** START Material supplied **

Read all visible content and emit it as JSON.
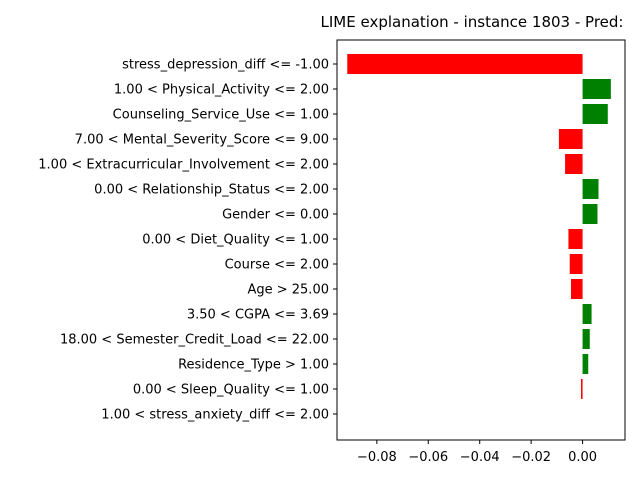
{
  "chart_data": {
    "type": "bar",
    "orientation": "horizontal",
    "title": "LIME explanation - instance 1803 - Pred:",
    "xlabel": "",
    "ylabel": "",
    "xlim": [
      -0.0955,
      0.0165
    ],
    "xticks": [
      -0.08,
      -0.06,
      -0.04,
      -0.02,
      0.0
    ],
    "xtick_labels": [
      "−0.08",
      "−0.06",
      "−0.04",
      "−0.02",
      "0.00"
    ],
    "grid": false,
    "positive_color": "#008000",
    "negative_color": "#ff0000",
    "categories": [
      "stress_depression_diff <= -1.00",
      "1.00 < Physical_Activity <= 2.00",
      "Counseling_Service_Use <= 1.00",
      "7.00 < Mental_Severity_Score <= 9.00",
      "1.00 < Extracurricular_Involvement <= 2.00",
      "0.00 < Relationship_Status <= 2.00",
      "Gender <= 0.00",
      "0.00 < Diet_Quality <= 1.00",
      "Course <= 2.00",
      "Age > 25.00",
      "3.50 < CGPA <= 3.69",
      "18.00 < Semester_Credit_Load <= 22.00",
      "Residence_Type > 1.00",
      "0.00 < Sleep_Quality <= 1.00",
      "1.00 < stress_anxiety_diff <= 2.00"
    ],
    "values": [
      -0.0915,
      0.011,
      0.0098,
      -0.0092,
      -0.0068,
      0.0062,
      0.0058,
      -0.0055,
      -0.005,
      -0.0045,
      0.0035,
      0.0028,
      0.0022,
      -0.0006,
      0.0
    ]
  }
}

** END Material supplied **

_Task prompt_: Your copy should repeat each entry above exactly but contain no pictures.

_Task result_:
Read all visible content and emit it as JSON.
{
  "chart_data": {
    "type": "bar",
    "orientation": "horizontal",
    "title": "LIME explanation - instance 1803 - Pred:",
    "xlabel": "",
    "ylabel": "",
    "xlim": [
      -0.0955,
      0.0165
    ],
    "xticks": [
      -0.08,
      -0.06,
      -0.04,
      -0.02,
      0.0
    ],
    "xtick_labels": [
      "−0.08",
      "−0.06",
      "−0.04",
      "−0.02",
      "0.00"
    ],
    "grid": false,
    "positive_color": "#008000",
    "negative_color": "#ff0000",
    "categories": [
      "stress_depression_diff <= -1.00",
      "1.00 < Physical_Activity <= 2.00",
      "Counseling_Service_Use <= 1.00",
      "7.00 < Mental_Severity_Score <= 9.00",
      "1.00 < Extracurricular_Involvement <= 2.00",
      "0.00 < Relationship_Status <= 2.00",
      "Gender <= 0.00",
      "0.00 < Diet_Quality <= 1.00",
      "Course <= 2.00",
      "Age > 25.00",
      "3.50 < CGPA <= 3.69",
      "18.00 < Semester_Credit_Load <= 22.00",
      "Residence_Type > 1.00",
      "0.00 < Sleep_Quality <= 1.00",
      "1.00 < stress_anxiety_diff <= 2.00"
    ],
    "values": [
      -0.0915,
      0.011,
      0.0098,
      -0.0092,
      -0.0068,
      0.0062,
      0.0058,
      -0.0055,
      -0.005,
      -0.0045,
      0.0035,
      0.0028,
      0.0022,
      -0.0006,
      0.0
    ]
  }
}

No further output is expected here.